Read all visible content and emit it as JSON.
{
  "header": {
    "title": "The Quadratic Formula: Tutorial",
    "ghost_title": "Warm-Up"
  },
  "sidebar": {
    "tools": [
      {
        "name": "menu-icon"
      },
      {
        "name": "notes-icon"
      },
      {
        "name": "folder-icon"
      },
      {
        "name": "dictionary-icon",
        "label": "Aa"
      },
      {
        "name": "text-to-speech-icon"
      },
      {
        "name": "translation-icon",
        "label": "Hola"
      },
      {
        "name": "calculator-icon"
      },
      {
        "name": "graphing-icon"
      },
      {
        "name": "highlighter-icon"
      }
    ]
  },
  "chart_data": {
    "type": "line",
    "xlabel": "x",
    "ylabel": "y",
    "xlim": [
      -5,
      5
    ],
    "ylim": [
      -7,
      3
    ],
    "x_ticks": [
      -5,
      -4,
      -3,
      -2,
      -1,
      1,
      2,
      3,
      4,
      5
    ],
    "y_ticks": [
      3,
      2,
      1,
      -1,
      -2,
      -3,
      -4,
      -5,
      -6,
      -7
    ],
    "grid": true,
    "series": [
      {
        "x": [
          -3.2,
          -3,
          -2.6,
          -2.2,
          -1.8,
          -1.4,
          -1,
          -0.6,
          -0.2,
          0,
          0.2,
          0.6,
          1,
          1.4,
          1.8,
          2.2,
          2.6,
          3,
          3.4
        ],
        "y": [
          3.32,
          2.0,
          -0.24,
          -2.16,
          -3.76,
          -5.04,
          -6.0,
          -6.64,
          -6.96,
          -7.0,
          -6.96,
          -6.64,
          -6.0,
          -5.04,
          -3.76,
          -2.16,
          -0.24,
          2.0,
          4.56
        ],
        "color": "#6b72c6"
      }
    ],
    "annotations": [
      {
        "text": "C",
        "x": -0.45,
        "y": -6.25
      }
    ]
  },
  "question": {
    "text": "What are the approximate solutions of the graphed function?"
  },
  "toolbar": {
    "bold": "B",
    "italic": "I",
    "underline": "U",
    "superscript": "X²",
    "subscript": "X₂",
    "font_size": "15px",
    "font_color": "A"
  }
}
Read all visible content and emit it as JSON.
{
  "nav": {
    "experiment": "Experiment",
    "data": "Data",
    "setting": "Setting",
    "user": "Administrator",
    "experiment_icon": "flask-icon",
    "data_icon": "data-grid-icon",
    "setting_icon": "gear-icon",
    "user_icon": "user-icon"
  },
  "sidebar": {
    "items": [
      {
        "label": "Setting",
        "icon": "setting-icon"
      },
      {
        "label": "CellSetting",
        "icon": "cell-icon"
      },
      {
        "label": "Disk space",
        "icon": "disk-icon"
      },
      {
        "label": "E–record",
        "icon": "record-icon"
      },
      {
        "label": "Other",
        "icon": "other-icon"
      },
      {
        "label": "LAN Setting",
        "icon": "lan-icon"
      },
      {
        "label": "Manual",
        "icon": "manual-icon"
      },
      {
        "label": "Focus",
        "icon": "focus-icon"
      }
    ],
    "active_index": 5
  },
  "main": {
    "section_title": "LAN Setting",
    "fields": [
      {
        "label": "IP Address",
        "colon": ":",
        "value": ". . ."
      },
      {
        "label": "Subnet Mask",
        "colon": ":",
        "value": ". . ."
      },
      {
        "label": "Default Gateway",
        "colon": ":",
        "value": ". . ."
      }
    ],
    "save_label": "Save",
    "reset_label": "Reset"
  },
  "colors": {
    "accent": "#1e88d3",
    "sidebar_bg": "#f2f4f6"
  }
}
────────
## Written exercise
Exactly reproduce the material above.

## Result of the exercise
Read all visible content and emit it as JSON.
{
  "header": {
    "title": "The Quadratic Formula: Tutorial",
    "ghost_title": "Warm-Up"
  },
  "sidebar": {
    "tools": [
      {
        "name": "menu-icon"
      },
      {
        "name": "notes-icon"
      },
      {
        "name": "folder-icon"
      },
      {
        "name": "dictionary-icon",
        "label": "Aa"
      },
      {
        "name": "text-to-speech-icon"
      },
      {
        "name": "translation-icon",
        "label": "Hola"
      },
      {
        "name": "calculator-icon"
      },
      {
        "name": "graphing-icon"
      },
      {
        "name": "highlighter-icon"
      }
    ]
  },
  "chart_data": {
    "type": "line",
    "xlabel": "x",
    "ylabel": "y",
    "xlim": [
      -5,
      5
    ],
    "ylim": [
      -7,
      3
    ],
    "x_ticks": [
      -5,
      -4,
      -3,
      -2,
      -1,
      1,
      2,
      3,
      4,
      5
    ],
    "y_ticks": [
      3,
      2,
      1,
      -1,
      -2,
      -3,
      -4,
      -5,
      -6,
      -7
    ],
    "grid": true,
    "series": [
      {
        "x": [
          -3.2,
          -3,
          -2.6,
          -2.2,
          -1.8,
          -1.4,
          -1,
          -0.6,
          -0.2,
          0,
          0.2,
          0.6,
          1,
          1.4,
          1.8,
          2.2,
          2.6,
          3,
          3.4
        ],
        "y": [
          3.32,
          2.0,
          -0.24,
          -2.16,
          -3.76,
          -5.04,
          -6.0,
          -6.64,
          -6.96,
          -7.0,
          -6.96,
          -6.64,
          -6.0,
          -5.04,
          -3.76,
          -2.16,
          -0.24,
          2.0,
          4.56
        ],
        "color": "#6b72c6"
      }
    ],
    "annotations": [
      {
        "text": "C",
        "x": -0.45,
        "y": -6.25
      }
    ]
  },
  "question": {
    "text": "What are the approximate solutions of the graphed function?"
  },
  "toolbar": {
    "bold": "B",
    "italic": "I",
    "underline": "U",
    "superscript": "X²",
    "subscript": "X₂",
    "font_size": "15px",
    "font_color": "A"
  }
}
Read all visible content and emit it as JSON.
{
  "nav": {
    "experiment": "Experiment",
    "data": "Data",
    "setting": "Setting",
    "user": "Administrator",
    "experiment_icon": "flask-icon",
    "data_icon": "data-grid-icon",
    "setting_icon": "gear-icon",
    "user_icon": "user-icon"
  },
  "sidebar": {
    "items": [
      {
        "label": "Setting",
        "icon": "setting-icon"
      },
      {
        "label": "CellSetting",
        "icon": "cell-icon"
      },
      {
        "label": "Disk space",
        "icon": "disk-icon"
      },
      {
        "label": "E–record",
        "icon": "record-icon"
      },
      {
        "label": "Other",
        "icon": "other-icon"
      },
      {
        "label": "LAN Setting",
        "icon": "lan-icon"
      },
      {
        "label": "Manual",
        "icon": "manual-icon"
      },
      {
        "label": "Focus",
        "icon": "focus-icon"
      }
    ],
    "active_index": 5
  },
  "main": {
    "section_title": "LAN Setting",
    "fields": [
      {
        "label": "IP Address",
        "colon": ":",
        "value": ". . ."
      },
      {
        "label": "Subnet Mask",
        "colon": ":",
        "value": ". . ."
      },
      {
        "label": "Default Gateway",
        "colon": ":",
        "value": ". . ."
      }
    ],
    "save_label": "Save",
    "reset_label": "Reset"
  },
  "colors": {
    "accent": "#1e88d3",
    "sidebar_bg": "#f2f4f6"
  }
}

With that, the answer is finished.